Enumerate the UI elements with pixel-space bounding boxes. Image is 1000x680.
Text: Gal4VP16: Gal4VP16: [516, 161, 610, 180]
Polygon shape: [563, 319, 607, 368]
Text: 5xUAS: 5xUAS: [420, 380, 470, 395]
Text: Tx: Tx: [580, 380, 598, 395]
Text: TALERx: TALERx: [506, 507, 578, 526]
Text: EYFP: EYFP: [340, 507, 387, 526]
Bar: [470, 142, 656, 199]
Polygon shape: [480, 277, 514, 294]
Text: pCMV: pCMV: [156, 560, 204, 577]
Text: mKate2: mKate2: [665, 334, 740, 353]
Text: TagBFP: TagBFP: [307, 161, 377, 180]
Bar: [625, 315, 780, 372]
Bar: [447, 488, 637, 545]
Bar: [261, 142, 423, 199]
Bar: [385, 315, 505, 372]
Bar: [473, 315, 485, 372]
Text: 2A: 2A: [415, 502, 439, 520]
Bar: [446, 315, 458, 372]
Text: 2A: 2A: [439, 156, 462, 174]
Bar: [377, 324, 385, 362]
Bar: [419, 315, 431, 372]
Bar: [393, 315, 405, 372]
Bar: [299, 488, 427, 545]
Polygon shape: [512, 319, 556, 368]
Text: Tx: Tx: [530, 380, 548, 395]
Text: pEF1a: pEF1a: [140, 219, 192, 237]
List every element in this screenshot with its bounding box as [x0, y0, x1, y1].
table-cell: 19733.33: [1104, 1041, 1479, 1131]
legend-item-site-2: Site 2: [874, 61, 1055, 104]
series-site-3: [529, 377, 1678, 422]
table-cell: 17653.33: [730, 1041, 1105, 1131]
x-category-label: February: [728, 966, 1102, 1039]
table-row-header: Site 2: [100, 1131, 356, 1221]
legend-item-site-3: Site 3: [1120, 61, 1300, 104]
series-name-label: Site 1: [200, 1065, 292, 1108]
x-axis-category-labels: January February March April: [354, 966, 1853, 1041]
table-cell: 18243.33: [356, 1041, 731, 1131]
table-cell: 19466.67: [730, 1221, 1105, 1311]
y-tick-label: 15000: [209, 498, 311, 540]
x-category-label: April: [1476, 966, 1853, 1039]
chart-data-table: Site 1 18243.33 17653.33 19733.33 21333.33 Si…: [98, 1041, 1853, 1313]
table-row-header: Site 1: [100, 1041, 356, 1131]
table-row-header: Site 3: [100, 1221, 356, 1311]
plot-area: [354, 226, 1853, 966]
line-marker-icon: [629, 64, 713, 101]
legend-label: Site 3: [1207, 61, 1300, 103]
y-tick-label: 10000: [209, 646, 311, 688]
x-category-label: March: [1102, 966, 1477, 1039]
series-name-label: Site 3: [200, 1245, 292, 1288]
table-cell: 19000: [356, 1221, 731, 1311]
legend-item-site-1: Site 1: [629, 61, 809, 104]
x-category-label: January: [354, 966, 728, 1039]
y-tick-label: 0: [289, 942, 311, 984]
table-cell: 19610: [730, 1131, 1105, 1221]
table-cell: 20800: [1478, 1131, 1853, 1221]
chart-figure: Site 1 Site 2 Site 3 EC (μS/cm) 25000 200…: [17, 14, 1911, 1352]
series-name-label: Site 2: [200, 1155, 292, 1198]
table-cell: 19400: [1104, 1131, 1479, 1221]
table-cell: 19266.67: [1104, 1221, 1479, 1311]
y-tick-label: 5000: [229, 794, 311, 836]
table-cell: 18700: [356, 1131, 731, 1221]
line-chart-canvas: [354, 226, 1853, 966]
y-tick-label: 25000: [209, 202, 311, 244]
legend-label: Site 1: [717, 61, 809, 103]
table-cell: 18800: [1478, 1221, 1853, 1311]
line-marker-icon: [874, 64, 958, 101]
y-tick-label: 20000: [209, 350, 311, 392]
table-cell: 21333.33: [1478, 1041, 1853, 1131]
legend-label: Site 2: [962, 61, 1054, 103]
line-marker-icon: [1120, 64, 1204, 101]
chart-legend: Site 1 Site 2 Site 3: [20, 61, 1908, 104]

> _QUÉ SE PIDE_
Por favor, da formato de lista numerada a las filas comprendidas entre la primera y la que contiene "Bar: [470, 142, 656, 199]", ambas incluidas, sin dejar líneas en blanco.

> _RESPUESTA DEL EJERCICIO_
1. Enumerate the UI elements with pixel-space bounding boxes. Image is 1000x680.
2. Text: Gal4VP16: Gal4VP16: [516, 161, 610, 180]
3. Polygon shape: [563, 319, 607, 368]
4. Text: 5xUAS: 5xUAS: [420, 380, 470, 395]
5. Text: Tx: Tx: [580, 380, 598, 395]
6. Text: TALERx: TALERx: [506, 507, 578, 526]
7. Text: EYFP: EYFP: [340, 507, 387, 526]
8. Bar: [470, 142, 656, 199]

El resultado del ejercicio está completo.